Your task
Where a line contains the word "COVID", copy that line in full.

Input material
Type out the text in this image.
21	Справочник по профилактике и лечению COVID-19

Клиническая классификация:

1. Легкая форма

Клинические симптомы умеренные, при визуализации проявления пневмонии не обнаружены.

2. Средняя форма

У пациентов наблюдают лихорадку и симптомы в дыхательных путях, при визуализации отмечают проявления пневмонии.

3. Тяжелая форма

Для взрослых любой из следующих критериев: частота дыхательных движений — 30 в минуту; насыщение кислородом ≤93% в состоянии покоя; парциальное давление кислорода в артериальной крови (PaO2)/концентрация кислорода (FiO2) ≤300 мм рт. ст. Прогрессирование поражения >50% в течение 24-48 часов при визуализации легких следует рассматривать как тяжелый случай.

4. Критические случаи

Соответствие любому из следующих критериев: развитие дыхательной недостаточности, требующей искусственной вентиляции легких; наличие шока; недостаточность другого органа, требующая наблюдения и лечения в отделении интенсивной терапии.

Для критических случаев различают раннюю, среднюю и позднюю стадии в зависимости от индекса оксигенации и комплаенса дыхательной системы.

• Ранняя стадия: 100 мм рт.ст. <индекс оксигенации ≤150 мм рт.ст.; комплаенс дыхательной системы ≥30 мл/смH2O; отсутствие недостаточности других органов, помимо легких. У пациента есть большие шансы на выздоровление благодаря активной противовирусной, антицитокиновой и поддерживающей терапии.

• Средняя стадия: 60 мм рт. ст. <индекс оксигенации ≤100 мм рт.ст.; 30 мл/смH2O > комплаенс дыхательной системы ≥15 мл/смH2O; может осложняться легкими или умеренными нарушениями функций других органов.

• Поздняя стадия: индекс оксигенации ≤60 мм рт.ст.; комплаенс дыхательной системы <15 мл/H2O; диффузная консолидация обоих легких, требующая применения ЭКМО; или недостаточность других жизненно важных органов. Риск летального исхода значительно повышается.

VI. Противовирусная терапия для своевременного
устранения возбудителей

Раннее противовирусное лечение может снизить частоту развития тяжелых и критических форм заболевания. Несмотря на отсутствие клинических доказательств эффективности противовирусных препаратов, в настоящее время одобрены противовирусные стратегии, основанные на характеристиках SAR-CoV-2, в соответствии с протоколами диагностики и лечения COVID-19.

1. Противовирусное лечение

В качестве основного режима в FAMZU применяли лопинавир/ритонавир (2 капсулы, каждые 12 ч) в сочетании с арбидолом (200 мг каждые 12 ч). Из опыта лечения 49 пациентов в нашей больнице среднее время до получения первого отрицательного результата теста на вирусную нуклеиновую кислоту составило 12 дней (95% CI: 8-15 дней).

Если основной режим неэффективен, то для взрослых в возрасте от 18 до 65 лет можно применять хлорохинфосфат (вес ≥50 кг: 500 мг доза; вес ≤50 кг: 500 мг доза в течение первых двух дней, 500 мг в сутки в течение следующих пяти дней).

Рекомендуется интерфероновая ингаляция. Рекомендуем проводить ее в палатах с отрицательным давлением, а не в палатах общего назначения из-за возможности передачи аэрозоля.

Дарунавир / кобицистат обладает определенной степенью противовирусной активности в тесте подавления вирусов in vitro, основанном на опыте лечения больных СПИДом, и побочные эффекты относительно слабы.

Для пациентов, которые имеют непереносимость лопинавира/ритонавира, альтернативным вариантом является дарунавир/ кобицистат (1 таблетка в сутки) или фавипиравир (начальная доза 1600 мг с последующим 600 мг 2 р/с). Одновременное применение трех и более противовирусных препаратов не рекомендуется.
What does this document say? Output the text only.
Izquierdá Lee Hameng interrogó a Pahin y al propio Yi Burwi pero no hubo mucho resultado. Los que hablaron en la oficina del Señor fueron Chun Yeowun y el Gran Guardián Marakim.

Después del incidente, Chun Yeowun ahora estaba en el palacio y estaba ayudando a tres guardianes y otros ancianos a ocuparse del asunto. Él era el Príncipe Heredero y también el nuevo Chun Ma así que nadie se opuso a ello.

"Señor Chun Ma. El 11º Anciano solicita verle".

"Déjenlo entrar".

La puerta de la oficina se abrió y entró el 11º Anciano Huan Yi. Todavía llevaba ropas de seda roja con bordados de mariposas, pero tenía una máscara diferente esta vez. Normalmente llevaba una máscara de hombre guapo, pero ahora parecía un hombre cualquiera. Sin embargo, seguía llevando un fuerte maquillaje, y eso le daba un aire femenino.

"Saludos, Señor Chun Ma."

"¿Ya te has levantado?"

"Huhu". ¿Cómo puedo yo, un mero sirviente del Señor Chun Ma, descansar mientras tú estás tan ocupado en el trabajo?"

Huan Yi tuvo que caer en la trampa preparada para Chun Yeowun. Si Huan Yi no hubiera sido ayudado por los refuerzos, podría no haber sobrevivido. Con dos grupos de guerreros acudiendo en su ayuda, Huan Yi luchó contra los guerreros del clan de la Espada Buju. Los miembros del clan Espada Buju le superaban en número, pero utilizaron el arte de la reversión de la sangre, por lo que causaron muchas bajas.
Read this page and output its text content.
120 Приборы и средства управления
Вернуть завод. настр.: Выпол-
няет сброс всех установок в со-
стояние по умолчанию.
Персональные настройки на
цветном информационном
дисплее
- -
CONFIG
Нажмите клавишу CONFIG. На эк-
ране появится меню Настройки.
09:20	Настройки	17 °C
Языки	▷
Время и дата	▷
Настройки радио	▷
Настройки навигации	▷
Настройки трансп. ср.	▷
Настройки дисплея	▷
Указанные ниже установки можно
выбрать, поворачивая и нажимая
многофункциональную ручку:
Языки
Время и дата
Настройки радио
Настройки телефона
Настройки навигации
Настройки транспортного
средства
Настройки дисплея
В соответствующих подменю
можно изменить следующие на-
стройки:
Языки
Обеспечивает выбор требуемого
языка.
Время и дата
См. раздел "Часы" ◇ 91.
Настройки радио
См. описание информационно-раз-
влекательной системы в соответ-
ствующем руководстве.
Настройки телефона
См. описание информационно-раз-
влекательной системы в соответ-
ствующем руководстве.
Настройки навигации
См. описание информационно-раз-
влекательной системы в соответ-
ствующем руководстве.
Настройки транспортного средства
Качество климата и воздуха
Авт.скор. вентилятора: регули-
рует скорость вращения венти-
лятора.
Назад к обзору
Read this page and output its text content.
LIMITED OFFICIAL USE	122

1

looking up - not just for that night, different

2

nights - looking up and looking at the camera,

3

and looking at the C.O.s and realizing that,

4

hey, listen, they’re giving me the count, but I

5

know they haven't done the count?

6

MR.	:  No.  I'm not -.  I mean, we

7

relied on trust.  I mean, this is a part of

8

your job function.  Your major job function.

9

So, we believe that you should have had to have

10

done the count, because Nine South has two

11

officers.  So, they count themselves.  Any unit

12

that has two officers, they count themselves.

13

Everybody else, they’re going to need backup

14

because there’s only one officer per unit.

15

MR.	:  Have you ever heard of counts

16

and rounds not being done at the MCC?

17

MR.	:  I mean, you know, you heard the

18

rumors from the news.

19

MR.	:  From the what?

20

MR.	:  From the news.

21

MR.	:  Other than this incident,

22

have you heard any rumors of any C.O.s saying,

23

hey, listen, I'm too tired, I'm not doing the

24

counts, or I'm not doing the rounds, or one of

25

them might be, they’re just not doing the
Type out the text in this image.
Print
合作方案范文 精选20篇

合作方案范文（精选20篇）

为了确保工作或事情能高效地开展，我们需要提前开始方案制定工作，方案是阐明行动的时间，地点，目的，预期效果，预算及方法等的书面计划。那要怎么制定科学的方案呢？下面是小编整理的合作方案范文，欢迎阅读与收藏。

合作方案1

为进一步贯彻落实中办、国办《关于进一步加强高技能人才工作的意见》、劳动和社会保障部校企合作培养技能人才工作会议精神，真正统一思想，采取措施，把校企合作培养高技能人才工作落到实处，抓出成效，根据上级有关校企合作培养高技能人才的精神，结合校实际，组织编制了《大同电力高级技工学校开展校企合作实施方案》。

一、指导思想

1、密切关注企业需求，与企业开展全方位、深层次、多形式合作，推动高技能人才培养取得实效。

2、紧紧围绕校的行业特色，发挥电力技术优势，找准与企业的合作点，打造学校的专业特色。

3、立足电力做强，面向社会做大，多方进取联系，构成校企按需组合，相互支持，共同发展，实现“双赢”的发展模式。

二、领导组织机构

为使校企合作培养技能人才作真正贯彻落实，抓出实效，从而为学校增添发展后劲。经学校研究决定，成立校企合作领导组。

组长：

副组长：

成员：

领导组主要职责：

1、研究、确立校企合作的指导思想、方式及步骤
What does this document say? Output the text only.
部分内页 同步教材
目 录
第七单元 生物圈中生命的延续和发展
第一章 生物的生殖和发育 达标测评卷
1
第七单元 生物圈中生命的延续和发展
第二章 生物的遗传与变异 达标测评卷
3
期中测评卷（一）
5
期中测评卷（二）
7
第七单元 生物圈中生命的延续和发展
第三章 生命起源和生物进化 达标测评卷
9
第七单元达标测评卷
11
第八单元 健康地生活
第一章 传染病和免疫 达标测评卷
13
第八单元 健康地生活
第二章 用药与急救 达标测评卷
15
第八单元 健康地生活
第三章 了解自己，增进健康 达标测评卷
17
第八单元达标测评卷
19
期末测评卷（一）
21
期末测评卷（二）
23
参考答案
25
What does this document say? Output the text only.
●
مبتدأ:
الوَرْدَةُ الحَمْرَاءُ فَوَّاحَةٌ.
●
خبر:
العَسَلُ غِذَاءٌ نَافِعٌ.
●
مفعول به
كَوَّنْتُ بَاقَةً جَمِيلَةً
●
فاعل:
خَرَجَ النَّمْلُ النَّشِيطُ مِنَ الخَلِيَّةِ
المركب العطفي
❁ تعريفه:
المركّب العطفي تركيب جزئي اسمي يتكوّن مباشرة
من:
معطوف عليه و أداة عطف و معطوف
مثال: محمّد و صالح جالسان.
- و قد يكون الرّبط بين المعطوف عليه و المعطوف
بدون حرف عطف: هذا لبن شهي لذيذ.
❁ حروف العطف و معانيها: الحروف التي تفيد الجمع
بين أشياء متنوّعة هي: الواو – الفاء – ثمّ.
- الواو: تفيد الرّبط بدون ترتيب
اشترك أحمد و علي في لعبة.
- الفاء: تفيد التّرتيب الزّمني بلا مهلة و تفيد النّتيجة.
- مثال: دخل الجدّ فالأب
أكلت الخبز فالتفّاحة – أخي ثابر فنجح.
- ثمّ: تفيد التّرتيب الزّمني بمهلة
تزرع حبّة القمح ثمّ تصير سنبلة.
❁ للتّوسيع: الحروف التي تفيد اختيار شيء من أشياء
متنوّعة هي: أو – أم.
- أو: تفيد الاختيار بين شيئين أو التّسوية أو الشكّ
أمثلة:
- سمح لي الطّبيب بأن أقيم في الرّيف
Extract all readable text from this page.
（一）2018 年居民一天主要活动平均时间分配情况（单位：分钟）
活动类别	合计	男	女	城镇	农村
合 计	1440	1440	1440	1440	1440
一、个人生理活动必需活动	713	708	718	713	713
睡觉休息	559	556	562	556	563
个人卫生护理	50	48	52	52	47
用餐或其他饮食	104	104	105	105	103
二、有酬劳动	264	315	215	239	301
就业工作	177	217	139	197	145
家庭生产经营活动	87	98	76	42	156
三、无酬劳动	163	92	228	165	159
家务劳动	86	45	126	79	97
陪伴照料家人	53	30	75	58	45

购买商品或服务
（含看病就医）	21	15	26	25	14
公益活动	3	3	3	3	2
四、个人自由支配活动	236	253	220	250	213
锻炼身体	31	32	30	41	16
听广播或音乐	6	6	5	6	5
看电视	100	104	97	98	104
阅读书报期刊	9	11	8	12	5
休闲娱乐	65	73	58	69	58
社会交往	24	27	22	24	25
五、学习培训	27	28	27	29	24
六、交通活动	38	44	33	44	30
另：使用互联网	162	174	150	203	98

Solution to this task
21	Справочник по профилактике и лечению COVID-19
Раннее противовирусное лечение может снизить частоту развития тяжелых и критических форм заболевания. Несмотря на отсутствие клинических доказательств эффективности противовирусных препаратов, в настоящее время одобрены противовирусные стратегии, основанные на характеристиках SAR-CoV-2, в соответствии с протоколами диагностики и лечения COVID-19.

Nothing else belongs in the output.